#### [Page excerpt]
══════════
Security dealers sometimes enter into tri-party repo contracts to fund one class of securities with the expectation they will wind up settling the contract with higher quality securities. This strategy is costly to dealers because they could have borrowed funds at lower rates had they agreed to use the higher-quality securities at the outset. So why do dealers do this? Why obtain or arrange excess funding for the initial asset class? In this post, we discuss possible rationales for an excess funding strategy and measure the extent of excess funding capacity in the tri-party repo market. In a second post, we examine the maturities of repos used to generate excess funding capacity and estimate the costs of this strategy.
Background on Repo
A repo is effectively a collateralized loan, structured as a paired sale and future repurchase of securities at specified terms. The difference between the future and current price of the securities determines an implied interest rate, which is typically used to price the repo. The interest or repo rates are typically lower the higher the quality (in terms of risk and liquidity) of the securities posted as collateral (for example, see the tri-party repo rates posted by the Bank of New York Mellon). This feature makes generating excess funding capacity costly, because dealers negotiate a repo rate based on lower-quality collateral, but end up allocating higher-quality securities.
Another important feature of repos is the haircut, which represents the additional collateral available to the lender to cover losses in the event of a counterparty default. Unlike with rates, the haircut for a given trade will depend on the quality of the eligible securities allocated at settlement; if a dealer posts better-than-necessary collateral to a repo, the required haircut declines accordingly but the negotiated interest rate on the cash does not change.
Why Maintain Excess Funding Capacity?
A dealer might maintain excess funding capacity for two reasons. First, it may be difficult to find investors willing to provide funding against certain asset classes. When such an investor is found, the dealer might negotiate more funding than necessary to ensure funding in the future.
Second, a dealer may want excess capacity as a buffer in times of crisis when investors may reduce the amount of funding they are willing to provide against particular asset classes. Having excess capacity gives a dealer time to find other investors or to de-lever. In fact, some dealers consider excess funding capacity in their internal stress tests.
══════════
#### [Work instructions]
A) Condense the paragraph of the repo excerpt that begins "A repo is effectively a collateralized loan" into a short bulleted list that keeps its main facts.
B) Reproduce the part of the repo excerpt that opens with the words containing "Security dealers sometimes" and closes with "of this strategy.".
The material after this plays no part here.

#### [Source data]
══════════
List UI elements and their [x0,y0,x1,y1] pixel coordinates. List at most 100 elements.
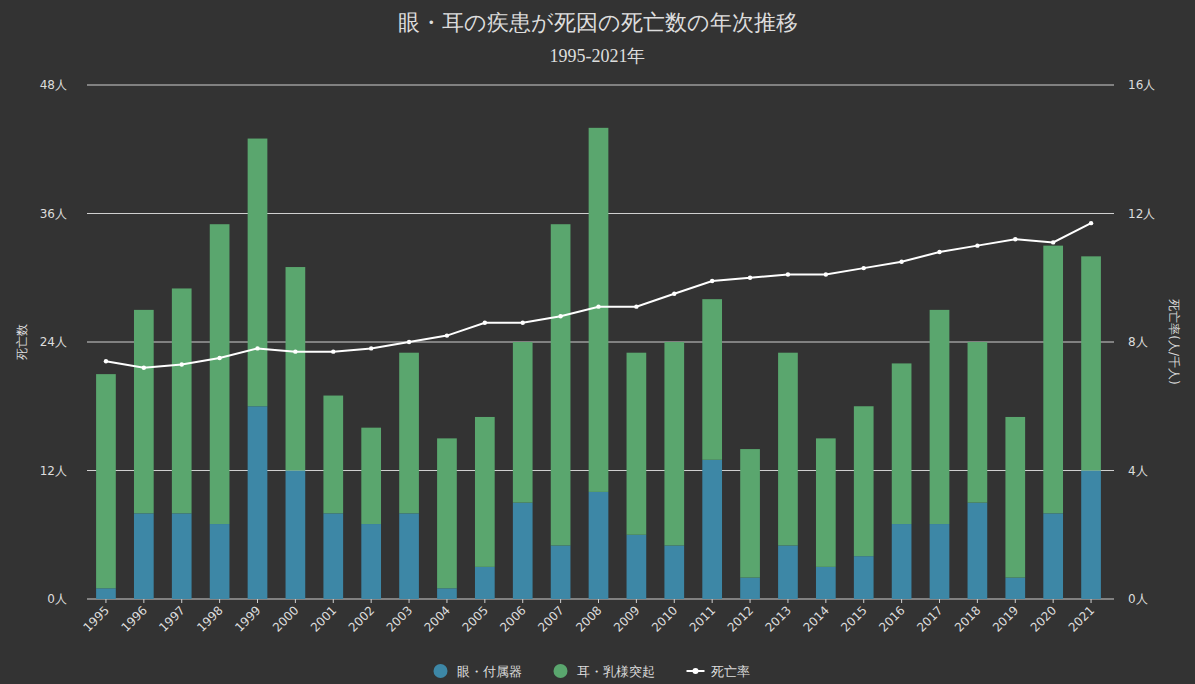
══════════
#### [Task solutions]
A)
- A repo is essentially a collateralized loan: securities are sold and later repurchased on set terms.
- The gap between the future and current price implies an interest rate, which is usually used to price the repo.
- Repo rates tend to be lower when the collateral is of higher quality in risk and liquidity.
- This makes excess funding capacity costly, because dealers negotiate a rate based on lower-quality collateral but end up allocating higher-quality securities.

B)
Security dealers sometimes enter into tri-party repo contracts to fund one class of securities with the expectation they will wind up settling the contract with higher quality securities. This strategy is costly to dealers because they could have borrowed funds at lower rates had they agreed to use the higher-quality securities at the outset. So why do dealers do this? Why obtain or arrange excess funding for the initial asset class? In this post, we discuss possible rationales for an excess funding strategy and measure the extent of excess funding capacity in the tri-party repo market. In a second post, we examine the maturities of repos used to generate excess funding capacity and estimate the costs of this strategy.